<<<<
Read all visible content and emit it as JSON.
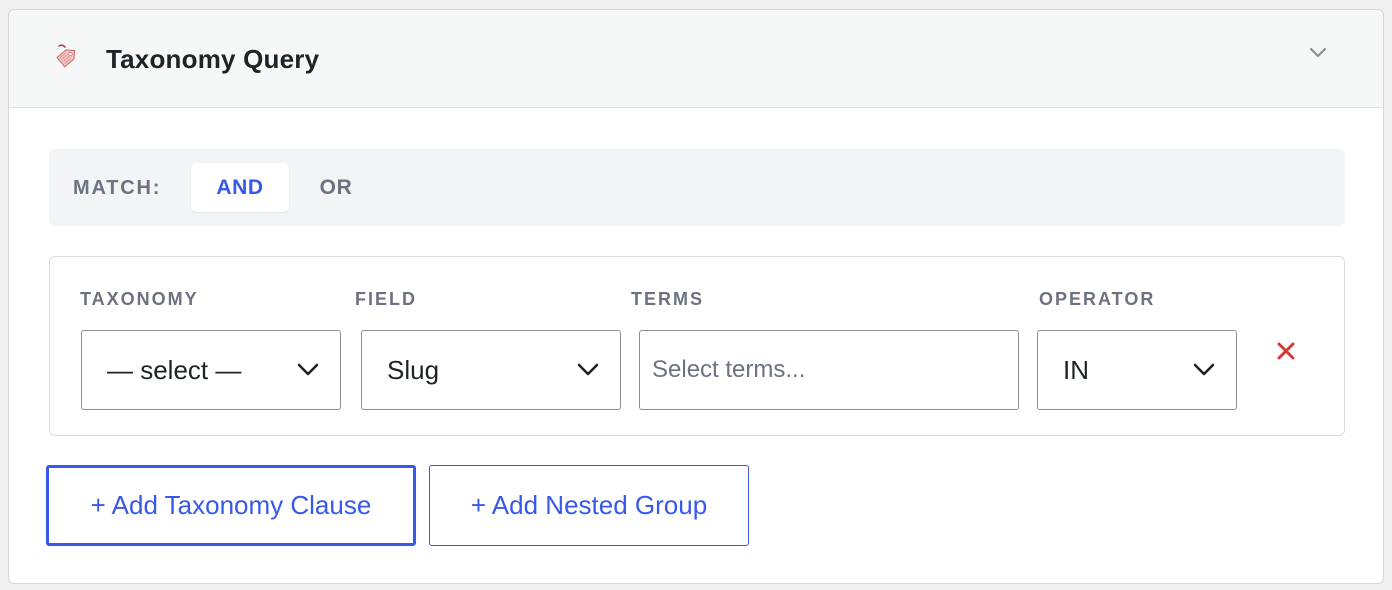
{
  "panel": {
    "title": "Taxonomy Query",
    "icon": "tag-icon",
    "collapse_icon": "chevron-down-icon"
  },
  "match": {
    "label": "MATCH:",
    "options": [
      "AND",
      "OR"
    ],
    "selected": "AND"
  },
  "clause": {
    "columns": {
      "taxonomy": "TAXONOMY",
      "field": "FIELD",
      "terms": "TERMS",
      "operator": "OPERATOR"
    },
    "taxonomy_value": "— select —",
    "field_value": "Slug",
    "terms_placeholder": "Select terms...",
    "terms_value": "",
    "operator_value": "IN",
    "remove_icon": "close-icon"
  },
  "actions": {
    "add_clause": "+ Add Taxonomy Clause",
    "add_group": "+ Add Nested Group"
  },
  "colors": {
    "accent": "#3858e9",
    "danger": "#d63638",
    "muted": "#6b7280",
    "text": "#1d2327"
  }
}
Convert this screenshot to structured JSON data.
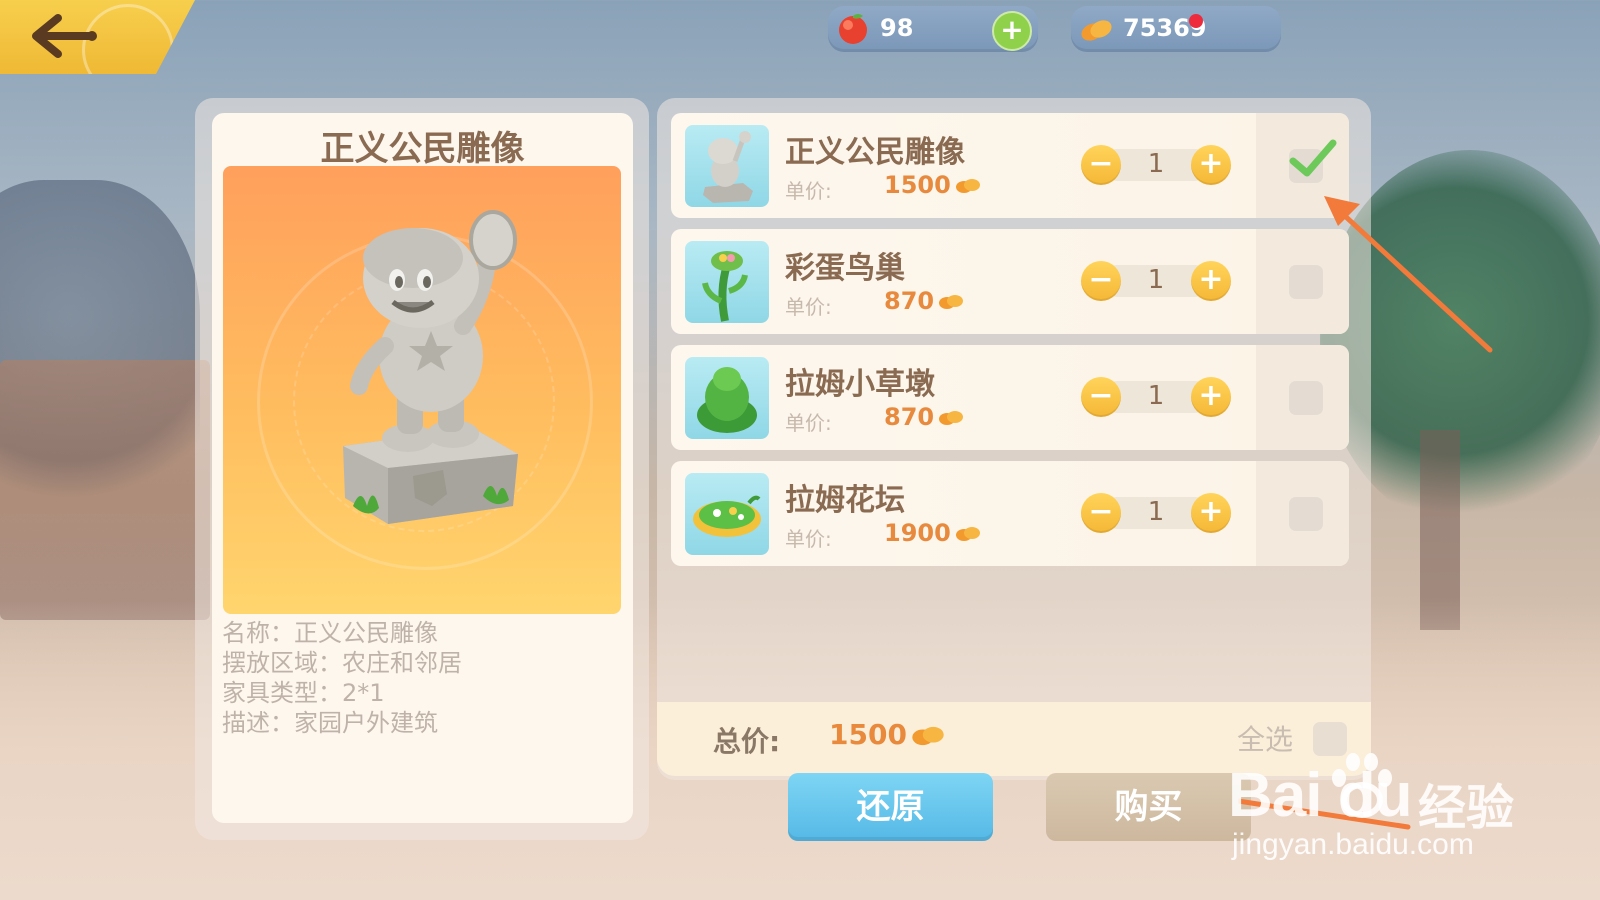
{
  "colors": {
    "accent_yellow": "#f5b736",
    "price_orange": "#e88a3e",
    "title_brown": "#8a6b52",
    "restore_blue": "#55b9e6",
    "check_green": "#6cc95a",
    "annotation_orange": "#f27a3a"
  },
  "topbar": {
    "back_icon": "back-arrow-icon",
    "peach": {
      "icon": "peach-icon",
      "value": "98",
      "plus_icon": "plus-icon"
    },
    "beans": {
      "icon": "bean-icon",
      "value": "75369"
    }
  },
  "detail": {
    "title": "正义公民雕像",
    "info": [
      {
        "label": "名称：",
        "value": "正义公民雕像"
      },
      {
        "label": "摆放区域：",
        "value": "农庄和邻居"
      },
      {
        "label": "家具类型：",
        "value": "2*1"
      },
      {
        "label": "描述：",
        "value": "家园户外建筑"
      }
    ]
  },
  "items": [
    {
      "name": "正义公民雕像",
      "price_label": "单价:",
      "price": "1500",
      "qty": "1",
      "checked": true,
      "thumb": "statue"
    },
    {
      "name": "彩蛋鸟巢",
      "price_label": "单价:",
      "price": "870",
      "qty": "1",
      "checked": false,
      "thumb": "nest"
    },
    {
      "name": "拉姆小草墩",
      "price_label": "单价:",
      "price": "870",
      "qty": "1",
      "checked": false,
      "thumb": "bush"
    },
    {
      "name": "拉姆花坛",
      "price_label": "单价:",
      "price": "1900",
      "qty": "1",
      "checked": false,
      "thumb": "flowerbed"
    }
  ],
  "total": {
    "label": "总价:",
    "value": "1500",
    "select_all": "全选"
  },
  "buttons": {
    "restore": "还原",
    "buy": "购买"
  },
  "watermark": {
    "logo": "Bai  du",
    "cn": "经验",
    "url": "jingyan.baidu.com"
  }
}
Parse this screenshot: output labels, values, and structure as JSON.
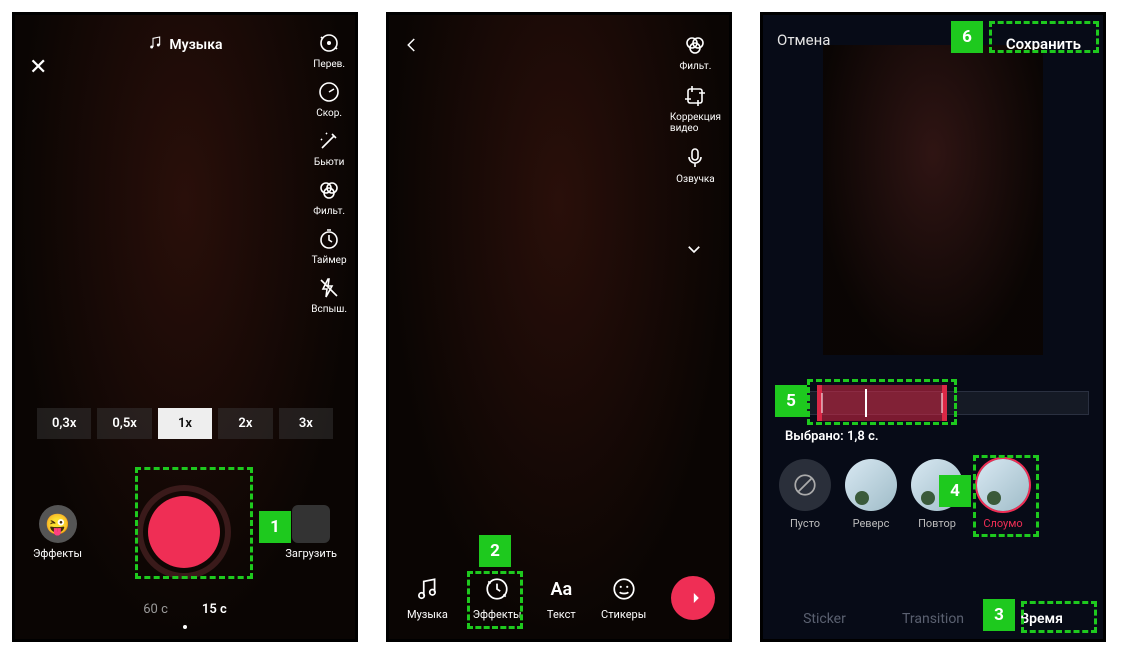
{
  "screen1": {
    "music_label": "Музыка",
    "tools": {
      "flip": "Перев.",
      "speed": "Скор.",
      "beauty": "Бьюти",
      "filter": "Фильт.",
      "timer": "Таймер",
      "flash": "Вспыш."
    },
    "speeds": [
      "0,3x",
      "0,5x",
      "1x",
      "2x",
      "3x"
    ],
    "speed_active_index": 2,
    "effects_label": "Эффекты",
    "upload_label": "Загрузить",
    "durations": [
      "60 с",
      "15 с"
    ],
    "duration_active_index": 1,
    "step_badge": "1"
  },
  "screen2": {
    "tools": {
      "filter": "Фильт.",
      "correction_l1": "Коррекция",
      "correction_l2": "видео",
      "voice": "Озвучка"
    },
    "bottom": {
      "music": "Музыка",
      "effects": "Эффекты",
      "text": "Текст",
      "stickers": "Стикеры"
    },
    "step_badge": "2"
  },
  "screen3": {
    "cancel": "Отмена",
    "save": "Сохранить",
    "selected_prefix": "Выбрано: ",
    "selected_value": "1,8 с.",
    "effects": {
      "empty": "Пусто",
      "reverse": "Реверс",
      "repeat": "Повтор",
      "slomo": "Слоумо"
    },
    "tabs": {
      "sticker": "Sticker",
      "transition": "Transition",
      "time": "Время"
    },
    "step_badges": {
      "s3": "3",
      "s4": "4",
      "s5": "5",
      "s6": "6"
    }
  }
}
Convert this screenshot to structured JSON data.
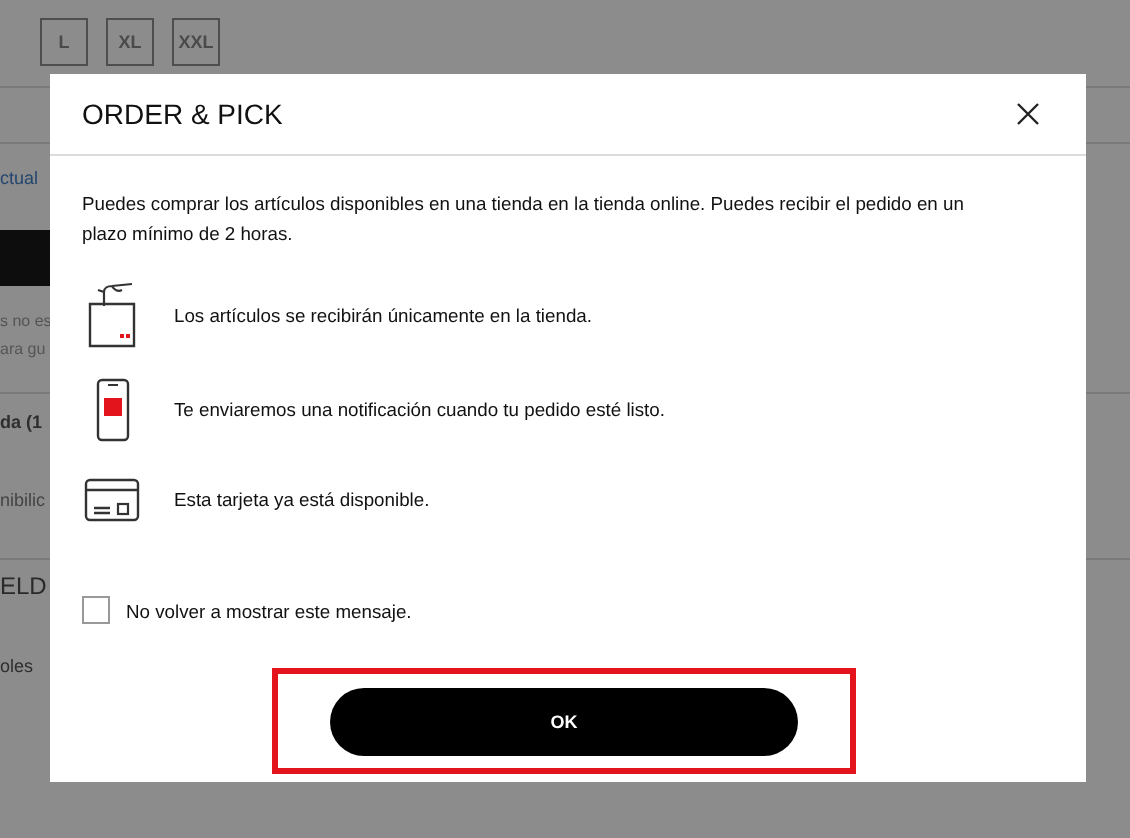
{
  "background": {
    "size_buttons": [
      "L",
      "XL",
      "XXL"
    ],
    "link": "ctual",
    "notes": [
      "s no es",
      "ara gu"
    ],
    "section_title": "da  (1",
    "availability": "nibilic",
    "product_title": "ELD",
    "footer_text": "oles"
  },
  "dialog": {
    "title": "ORDER & PICK",
    "intro": "Puedes comprar los artículos disponibles en una tienda en la tienda online. Puedes recibir el pedido en un plazo mínimo de 2 horas.",
    "features": [
      {
        "kind": "bag",
        "text": "Los artículos se recibirán únicamente en la tienda."
      },
      {
        "kind": "phone",
        "text": "Te enviaremos una notificación cuando tu pedido esté listo."
      },
      {
        "kind": "card",
        "text": "Esta tarjeta ya está disponible."
      }
    ],
    "dont_show_again": {
      "label": "No volver a mostrar este mensaje.",
      "checked": false
    },
    "ok_button": "OK"
  }
}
>>>>
> Direction
Repeat the material exactly as it reads, without any of its pictures.

> Response to the exercise
Read all visible content and emit it as JSON.
{
  "panel": {
    "title": "Taxonomy Query",
    "icon": "tag-icon",
    "collapse_icon": "chevron-down-icon"
  },
  "match": {
    "label": "MATCH:",
    "options": [
      "AND",
      "OR"
    ],
    "selected": "AND"
  },
  "clause": {
    "columns": {
      "taxonomy": "TAXONOMY",
      "field": "FIELD",
      "terms": "TERMS",
      "operator": "OPERATOR"
    },
    "taxonomy_value": "— select —",
    "field_value": "Slug",
    "terms_placeholder": "Select terms...",
    "terms_value": "",
    "operator_value": "IN",
    "remove_icon": "close-icon"
  },
  "actions": {
    "add_clause": "+ Add Taxonomy Clause",
    "add_group": "+ Add Nested Group"
  },
  "colors": {
    "accent": "#3858e9",
    "danger": "#d63638",
    "muted": "#6b7280",
    "text": "#1d2327"
  }
}
Convert this screenshot to structured JSON data.
{
  "colors": {
    "accent_yellow": "#f5b736",
    "price_orange": "#e88a3e",
    "title_brown": "#8a6b52",
    "restore_blue": "#55b9e6",
    "check_green": "#6cc95a",
    "annotation_orange": "#f27a3a"
  },
  "topbar": {
    "back_icon": "back-arrow-icon",
    "peach": {
      "icon": "peach-icon",
      "value": "98",
      "plus_icon": "plus-icon"
    },
    "beans": {
      "icon": "bean-icon",
      "value": "75369"
    }
  },
  "detail": {
    "title": "正义公民雕像",
    "info": [
      {
        "label": "名称：",
        "value": "正义公民雕像"
      },
      {
        "label": "摆放区域：",
        "value": "农庄和邻居"
      },
      {
        "label": "家具类型：",
        "value": "2*1"
      },
      {
        "label": "描述：",
        "value": "家园户外建筑"
      }
    ]
  },
  "items": [
    {
      "name": "正义公民雕像",
      "price_label": "单价:",
      "price": "1500",
      "qty": "1",
      "checked": true,
      "thumb": "statue"
    },
    {
      "name": "彩蛋鸟巢",
      "price_label": "单价:",
      "price": "870",
      "qty": "1",
      "checked": false,
      "thumb": "nest"
    },
    {
      "name": "拉姆小草墩",
      "price_label": "单价:",
      "price": "870",
      "qty": "1",
      "checked": false,
      "thumb": "bush"
    },
    {
      "name": "拉姆花坛",
      "price_label": "单价:",
      "price": "1900",
      "qty": "1",
      "checked": false,
      "thumb": "flowerbed"
    }
  ],
  "total": {
    "label": "总价:",
    "value": "1500",
    "select_all": "全选"
  },
  "buttons": {
    "restore": "还原",
    "buy": "购买"
  },
  "watermark": {
    "logo": "Bai  du",
    "cn": "经验",
    "url": "jingyan.baidu.com"
  }
}
Parse this screenshot: output labels, values, and structure as JSON.
{
  "screen1": {
    "music_label": "Музыка",
    "tools": {
      "flip": "Перев.",
      "speed": "Скор.",
      "beauty": "Бьюти",
      "filter": "Фильт.",
      "timer": "Таймер",
      "flash": "Вспыш."
    },
    "speeds": [
      "0,3x",
      "0,5x",
      "1x",
      "2x",
      "3x"
    ],
    "speed_active_index": 2,
    "effects_label": "Эффекты",
    "upload_label": "Загрузить",
    "durations": [
      "60 с",
      "15 с"
    ],
    "duration_active_index": 1,
    "step_badge": "1"
  },
  "screen2": {
    "tools": {
      "filter": "Фильт.",
      "correction_l1": "Коррекция",
      "correction_l2": "видео",
      "voice": "Озвучка"
    },
    "bottom": {
      "music": "Музыка",
      "effects": "Эффекты",
      "text": "Текст",
      "stickers": "Стикеры"
    },
    "step_badge": "2"
  },
  "screen3": {
    "cancel": "Отмена",
    "save": "Сохранить",
    "selected_prefix": "Выбрано: ",
    "selected_value": "1,8 с.",
    "effects": {
      "empty": "Пусто",
      "reverse": "Реверс",
      "repeat": "Повтор",
      "slomo": "Слоумо"
    },
    "tabs": {
      "sticker": "Sticker",
      "transition": "Transition",
      "time": "Время"
    },
    "step_badges": {
      "s3": "3",
      "s4": "4",
      "s5": "5",
      "s6": "6"
    }
  }
}
Convert this screenshot to structured JSON data.
{
  "background": {
    "size_buttons": [
      "L",
      "XL",
      "XXL"
    ],
    "link": "ctual",
    "notes": [
      "s no es",
      "ara gu"
    ],
    "section_title": "da  (1",
    "availability": "nibilic",
    "product_title": "ELD",
    "footer_text": "oles"
  },
  "dialog": {
    "title": "ORDER & PICK",
    "intro": "Puedes comprar los artículos disponibles en una tienda en la tienda online. Puedes recibir el pedido en un plazo mínimo de 2 horas.",
    "features": [
      {
        "kind": "bag",
        "text": "Los artículos se recibirán únicamente en la tienda."
      },
      {
        "kind": "phone",
        "text": "Te enviaremos una notificación cuando tu pedido esté listo."
      },
      {
        "kind": "card",
        "text": "Esta tarjeta ya está disponible."
      }
    ],
    "dont_show_again": {
      "label": "No volver a mostrar este mensaje.",
      "checked": false
    },
    "ok_button": "OK"
  }
}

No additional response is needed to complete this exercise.